# [Objective]
Reproduce all lines of the listing below in which the word "fille" occurs.
Start of Supplied information
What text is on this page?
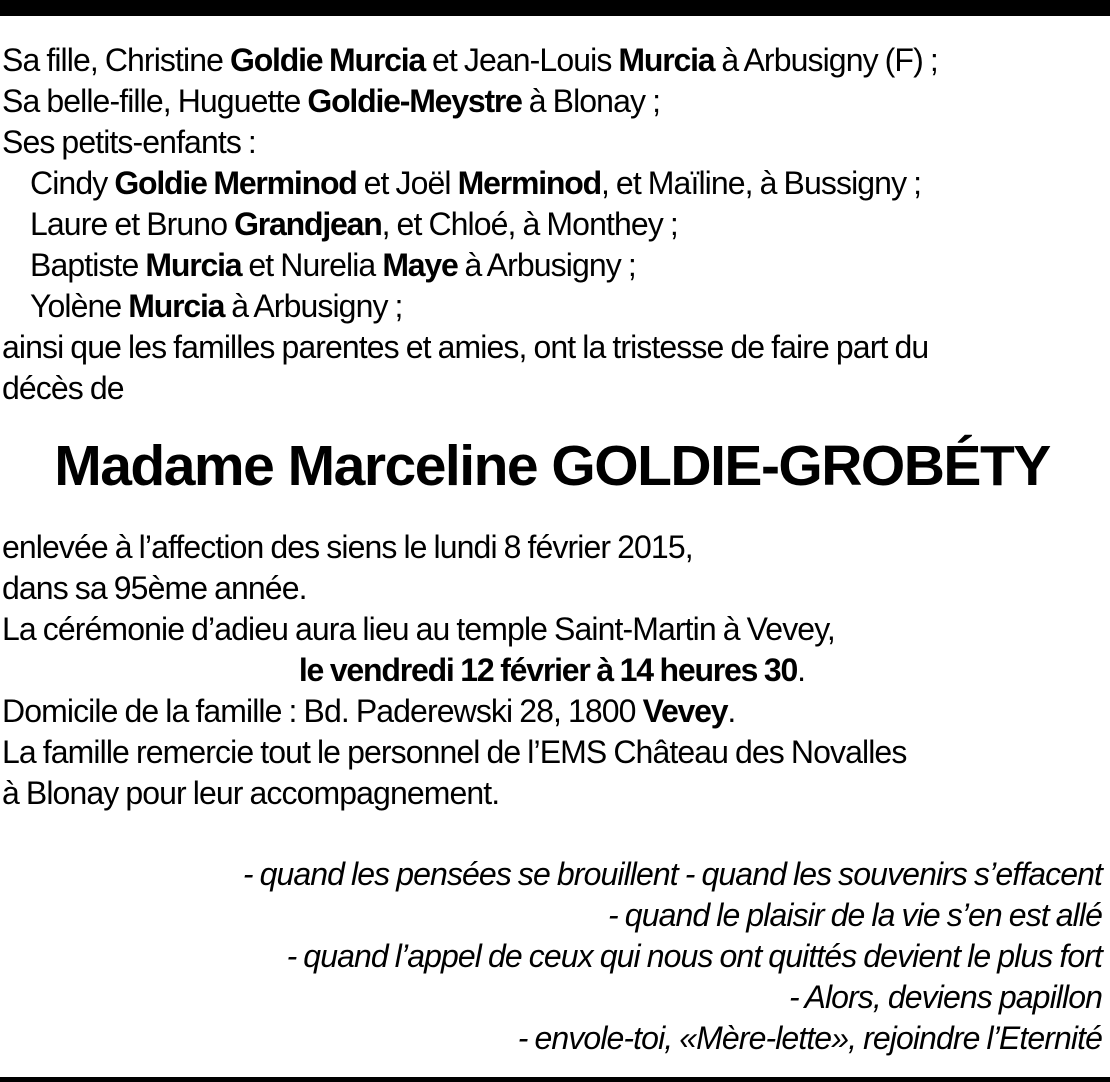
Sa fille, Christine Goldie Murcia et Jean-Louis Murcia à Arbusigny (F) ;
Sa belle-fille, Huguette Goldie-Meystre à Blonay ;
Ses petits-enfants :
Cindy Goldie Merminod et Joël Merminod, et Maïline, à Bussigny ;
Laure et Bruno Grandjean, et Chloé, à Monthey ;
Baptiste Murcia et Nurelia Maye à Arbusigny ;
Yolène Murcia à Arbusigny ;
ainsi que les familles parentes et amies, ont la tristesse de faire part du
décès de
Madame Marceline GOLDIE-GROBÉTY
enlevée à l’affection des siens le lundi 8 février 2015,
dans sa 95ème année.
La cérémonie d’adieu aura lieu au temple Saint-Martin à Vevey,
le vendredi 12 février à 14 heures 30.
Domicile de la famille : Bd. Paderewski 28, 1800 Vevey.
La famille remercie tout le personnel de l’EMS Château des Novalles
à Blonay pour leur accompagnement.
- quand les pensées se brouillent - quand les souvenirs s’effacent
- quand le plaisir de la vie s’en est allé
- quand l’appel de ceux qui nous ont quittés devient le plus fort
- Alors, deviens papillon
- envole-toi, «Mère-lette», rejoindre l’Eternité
End of Supplied information
# [Problem solution]
Sa fille, Christine Goldie Murcia et Jean-Louis Murcia à Arbusigny (F) ;
Sa belle-fille, Huguette Goldie-Meystre à Blonay ;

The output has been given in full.